▸ TASK DIRECTIONS
Return each line of the records holding the string "valóban".

-- Start RAW DATA --

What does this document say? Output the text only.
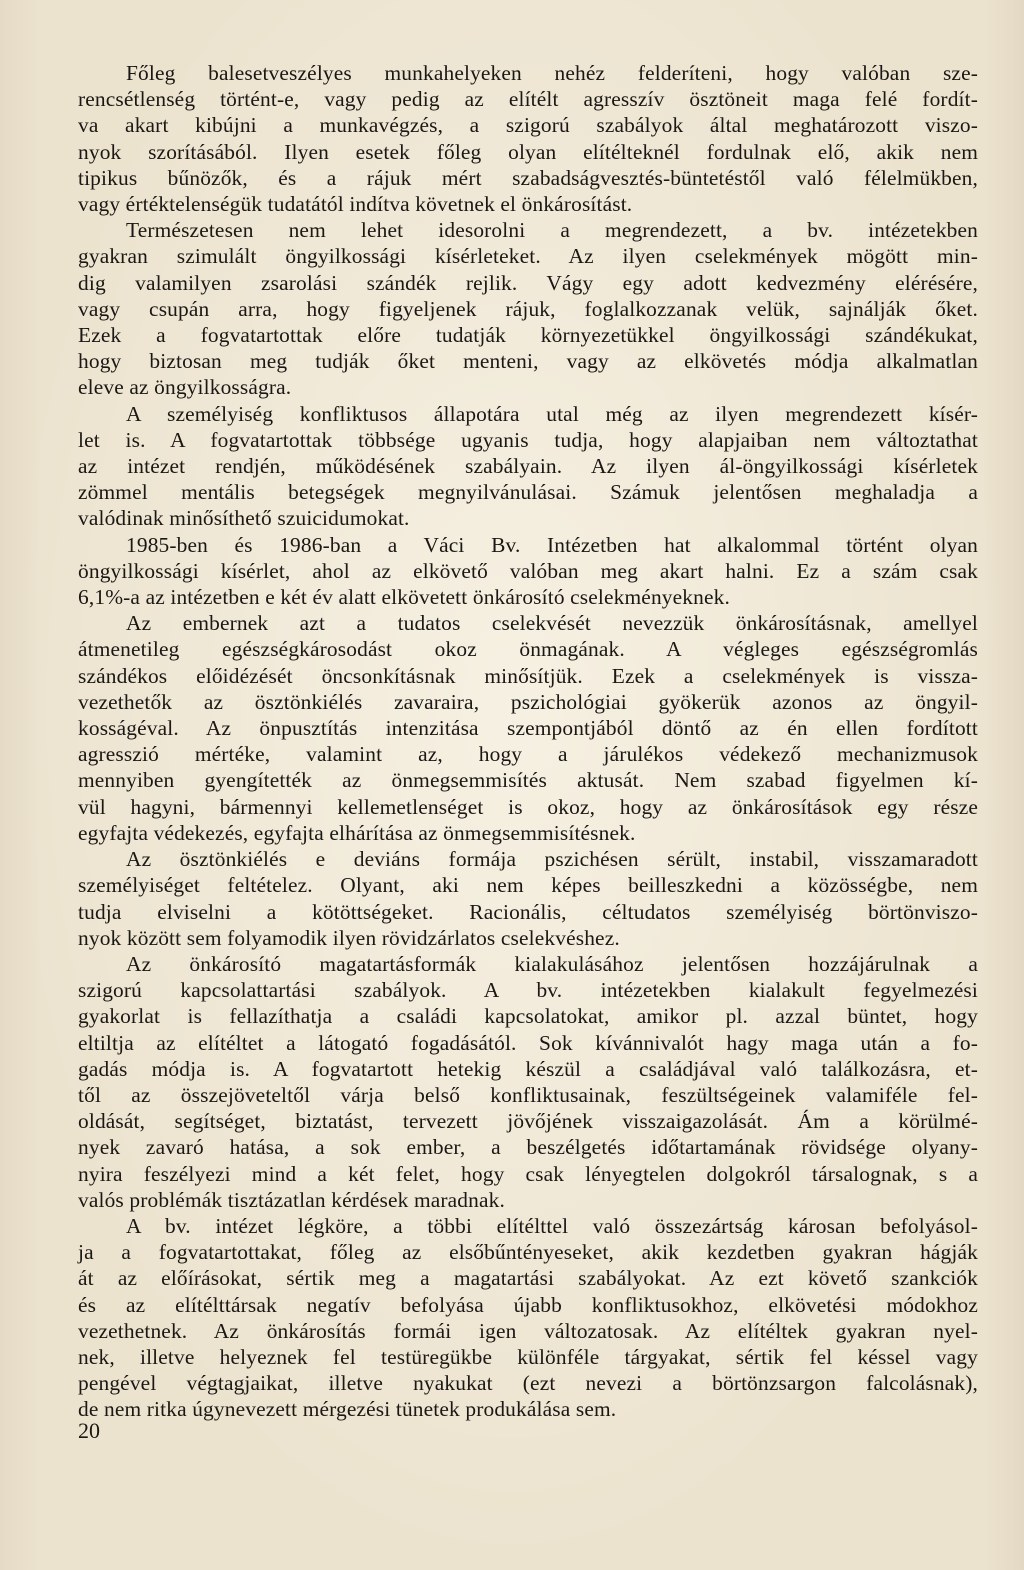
Főleg balesetveszélyes munkahelyeken nehéz felderíteni, hogy valóban sze-
rencsétlenség történt-e, vagy pedig az elítélt agresszív ösztöneit maga felé fordít-
va akart kibújni a munkavégzés, a szigorú szabályok által meghatározott viszo-
nyok szorításából. Ilyen esetek főleg olyan elítélteknél fordulnak elő, akik nem
tipikus bűnözők, és a rájuk mért szabadságvesztés-büntetéstől való félelmükben,
vagy értéktelenségük tudatától indítva követnek el önkárosítást.
Természetesen nem lehet idesorolni a megrendezett, a bv. intézetekben
gyakran szimulált öngyilkossági kísérleteket. Az ilyen cselekmények mögött min-
dig valamilyen zsarolási szándék rejlik. Vágy egy adott kedvezmény elérésére,
vagy csupán arra, hogy figyeljenek rájuk, foglalkozzanak velük, sajnálják őket.
Ezek a fogvatartottak előre tudatják környezetükkel öngyilkossági szándékukat,
hogy biztosan meg tudják őket menteni, vagy az elkövetés módja alkalmatlan
eleve az öngyilkosságra.
A személyiség konfliktusos állapotára utal még az ilyen megrendezett kísér-
let is. A fogvatartottak többsége ugyanis tudja, hogy alapjaiban nem változtathat
az intézet rendjén, működésének szabályain. Az ilyen ál-öngyilkossági kísérletek
zömmel mentális betegségek megnyilvánulásai. Számuk jelentősen meghaladja a
valódinak minősíthető szuicidumokat.
1985-ben és 1986-ban a Váci Bv. Intézetben hat alkalommal történt olyan
öngyilkossági kísérlet, ahol az elkövető valóban meg akart halni. Ez a szám csak
6,1%-a az intézetben e két év alatt elkövetett önkárosító cselekményeknek.
Az embernek azt a tudatos cselekvését nevezzük önkárosításnak, amellyel
átmenetileg egészségkárosodást okoz önmagának. A végleges egészségromlás
szándékos előidézését öncsonkításnak minősítjük. Ezek a cselekmények is vissza-
vezethetők az ösztönkiélés zavaraira, pszichológiai gyökerük azonos az öngyil-
kosságéval. Az önpusztítás intenzitása szempontjából döntő az én ellen fordított
agresszió mértéke, valamint az, hogy a járulékos védekező mechanizmusok
mennyiben gyengítették az önmegsemmisítés aktusát. Nem szabad figyelmen kí-
vül hagyni, bármennyi kellemetlenséget is okoz, hogy az önkárosítások egy része
egyfajta védekezés, egyfajta elhárítása az önmegsemmisítésnek.
Az ösztönkiélés e deviáns formája pszichésen sérült, instabil, visszamaradott
személyiséget feltételez. Olyant, aki nem képes beilleszkedni a közösségbe, nem
tudja elviselni a kötöttségeket. Racionális, céltudatos személyiség börtönviszo-
nyok között sem folyamodik ilyen rövidzárlatos cselekvéshez.
Az önkárosító magatartásformák kialakulásához jelentősen hozzájárulnak a
szigorú kapcsolattartási szabályok. A bv. intézetekben kialakult fegyelmezési
gyakorlat is fellazíthatja a családi kapcsolatokat, amikor pl. azzal büntet, hogy
eltiltja az elítéltet a látogató fogadásától. Sok kívánnivalót hagy maga után a fo-
gadás módja is. A fogvatartott hetekig készül a családjával való találkozásra, et-
től az összejöveteltől várja belső konfliktusainak, feszültségeinek valamiféle fel-
oldását, segítséget, biztatást, tervezett jövőjének visszaigazolását. Ám a körülmé-
nyek zavaró hatása, a sok ember, a beszélgetés időtartamának rövidsége olyany-
nyira feszélyezi mind a két felet, hogy csak lényegtelen dolgokról társalognak, s a
valós problémák tisztázatlan kérdések maradnak.
A bv. intézet légköre, a többi elítélttel való összezártság károsan befolyásol-
ja a fogvatartottakat, főleg az elsőbűntényeseket, akik kezdetben gyakran hágják
át az előírásokat, sértik meg a magatartási szabályokat. Az ezt követő szankciók
és az elítélttársak negatív befolyása újabb konfliktusokhoz, elkövetési módokhoz
vezethetnek. Az önkárosítás formái igen változatosak. Az elítéltek gyakran nyel-
nek, illetve helyeznek fel testüregükbe különféle tárgyakat, sértik fel késsel vagy
pengével végtagjaikat, illetve nyakukat (ezt nevezi a börtönzsargon falcolásnak),
de nem ritka úgynevezett mérgezési tünetek produkálása sem.
20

-- End RAW DATA --

▸ ANSWER IN FULL
Főleg balesetveszélyes munkahelyeken nehéz felderíteni, hogy valóban sze-
öngyilkossági kísérlet, ahol az elkövető valóban meg akart halni. Ez a szám csak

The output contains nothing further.